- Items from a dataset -

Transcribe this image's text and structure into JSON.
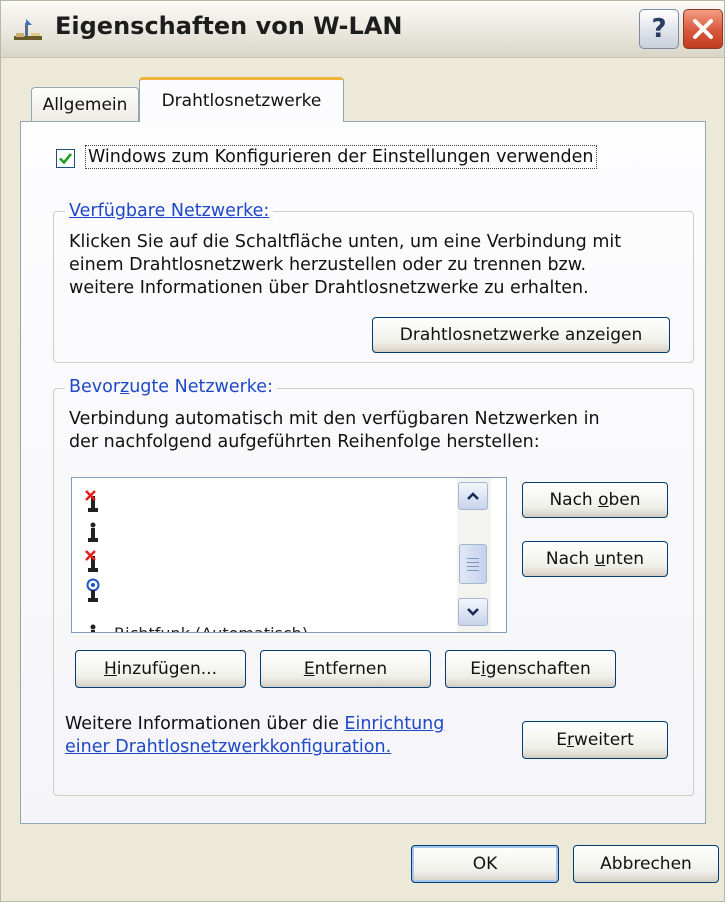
{
  "window": {
    "title": "Eigenschaften von W-LAN",
    "help_label": "?",
    "colors": {
      "accent_tab": "#f0b43c",
      "link": "#1e48c6",
      "close": "#d8573a"
    }
  },
  "tabs": [
    {
      "label": "Allgemein",
      "active": false
    },
    {
      "label": "Drahtlosnetzwerke",
      "active": true
    }
  ],
  "config_checkbox": {
    "checked": true,
    "label": "Windows zum Konfigurieren der Einstellungen verwenden"
  },
  "available": {
    "legend": "Verfügbare Netzwerke:",
    "lines": [
      "Klicken Sie auf die Schaltfläche unten, um eine Verbindung mit",
      "einem Drahtlosnetzwerk herzustellen oder zu trennen bzw.",
      "weitere Informationen über Drahtlosnetzwerke zu erhalten."
    ],
    "show_button": "Drahtlosnetzwerke anzeigen"
  },
  "preferred": {
    "legend_before": "Bevor",
    "legend_accel": "z",
    "legend_after": "ugte Netzwerke:",
    "lines": [
      "Verbindung automatisch mit den verfügbaren Netzwerken in",
      "der nachfolgend aufgeführten Reihenfolge herstellen:"
    ],
    "list_items": [
      {
        "icon": "wireless-network-disabled-icon",
        "name": ""
      },
      {
        "icon": "wireless-network-icon",
        "name": ""
      },
      {
        "icon": "wireless-network-disabled-icon",
        "name": ""
      },
      {
        "icon": "wireless-network-connected-icon",
        "name": ""
      },
      {
        "icon": "wireless-network-icon",
        "name": "Richtfunk (Automatisch)"
      }
    ],
    "move_up": {
      "before": "Nach ",
      "accel": "o",
      "after": "ben"
    },
    "move_down": {
      "before": "Nach ",
      "accel": "u",
      "after": "nten"
    },
    "add": {
      "accel": "H",
      "after": "inzufügen..."
    },
    "remove": {
      "accel": "E",
      "after": "ntfernen"
    },
    "properties": {
      "before": "E",
      "accel": "i",
      "after": "genschaften"
    },
    "info_text": "Weitere Informationen über die ",
    "info_link1": "Einrichtung",
    "info_link2": "einer Drahtlosnetzwerkkonfiguration.",
    "advanced": {
      "before": "E",
      "accel": "r",
      "after": "weitert"
    }
  },
  "footer": {
    "ok": "OK",
    "cancel": "Abbrechen"
  }
}
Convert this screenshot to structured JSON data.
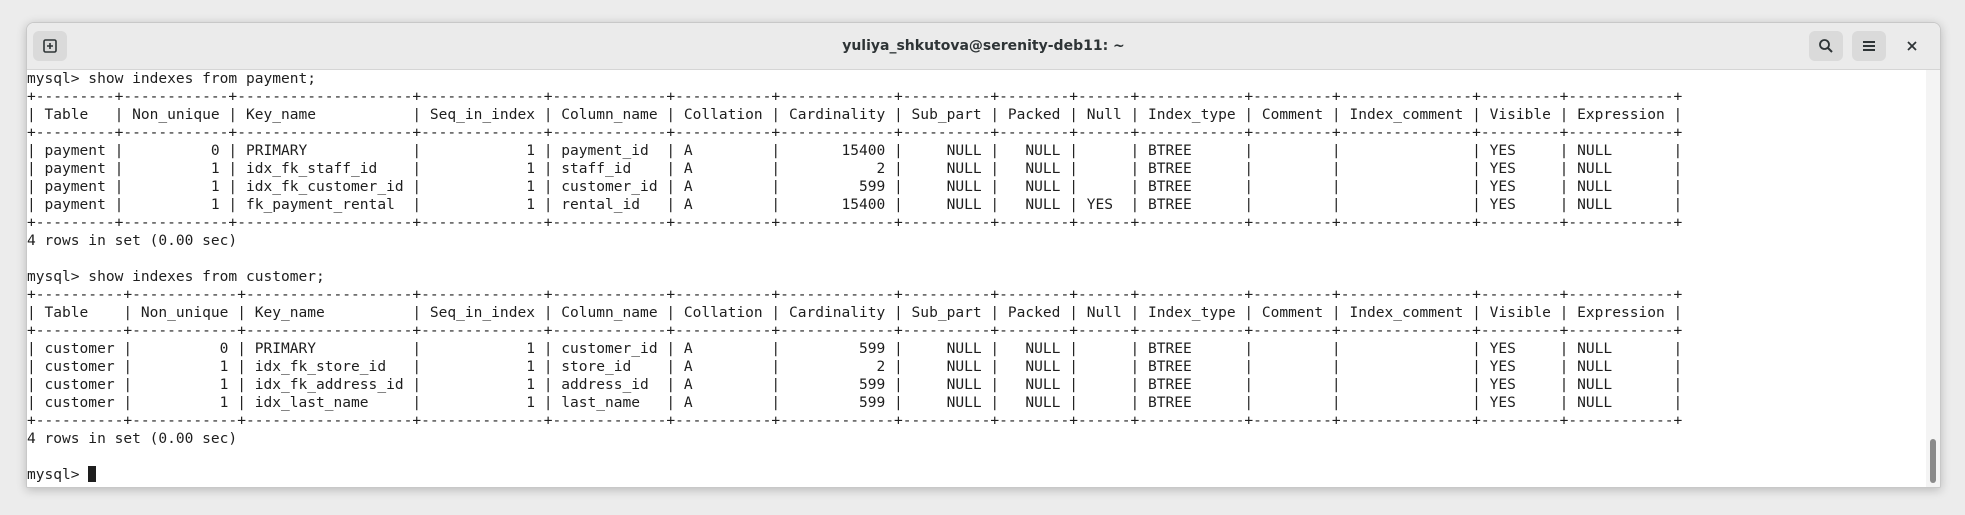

- TASK BRIEF -
Repeat the material above word for word and skip every image in it.

- PROBLEM SOLUTION -
Transcribe this image's text and structure into JSON.
{
  "window": {
    "title": "Eigenschaften von W-LAN",
    "help_label": "?",
    "colors": {
      "accent_tab": "#f0b43c",
      "link": "#1e48c6",
      "close": "#d8573a"
    }
  },
  "tabs": [
    {
      "label": "Allgemein",
      "active": false
    },
    {
      "label": "Drahtlosnetzwerke",
      "active": true
    }
  ],
  "config_checkbox": {
    "checked": true,
    "label": "Windows zum Konfigurieren der Einstellungen verwenden"
  },
  "available": {
    "legend": "Verfügbare Netzwerke:",
    "lines": [
      "Klicken Sie auf die Schaltfläche unten, um eine Verbindung mit",
      "einem Drahtlosnetzwerk herzustellen oder zu trennen bzw.",
      "weitere Informationen über Drahtlosnetzwerke zu erhalten."
    ],
    "show_button": "Drahtlosnetzwerke anzeigen"
  },
  "preferred": {
    "legend_before": "Bevor",
    "legend_accel": "z",
    "legend_after": "ugte Netzwerke:",
    "lines": [
      "Verbindung automatisch mit den verfügbaren Netzwerken in",
      "der nachfolgend aufgeführten Reihenfolge herstellen:"
    ],
    "list_items": [
      {
        "icon": "wireless-network-disabled-icon",
        "name": ""
      },
      {
        "icon": "wireless-network-icon",
        "name": ""
      },
      {
        "icon": "wireless-network-disabled-icon",
        "name": ""
      },
      {
        "icon": "wireless-network-connected-icon",
        "name": ""
      },
      {
        "icon": "wireless-network-icon",
        "name": "Richtfunk (Automatisch)"
      }
    ],
    "move_up": {
      "before": "Nach ",
      "accel": "o",
      "after": "ben"
    },
    "move_down": {
      "before": "Nach ",
      "accel": "u",
      "after": "nten"
    },
    "add": {
      "accel": "H",
      "after": "inzufügen..."
    },
    "remove": {
      "accel": "E",
      "after": "ntfernen"
    },
    "properties": {
      "before": "E",
      "accel": "i",
      "after": "genschaften"
    },
    "info_text": "Weitere Informationen über die ",
    "info_link1": "Einrichtung",
    "info_link2": "einer Drahtlosnetzwerkkonfiguration.",
    "advanced": {
      "before": "E",
      "accel": "r",
      "after": "weitert"
    }
  },
  "footer": {
    "ok": "OK",
    "cancel": "Abbrechen"
  }
}
Convert this screenshot to structured JSON data.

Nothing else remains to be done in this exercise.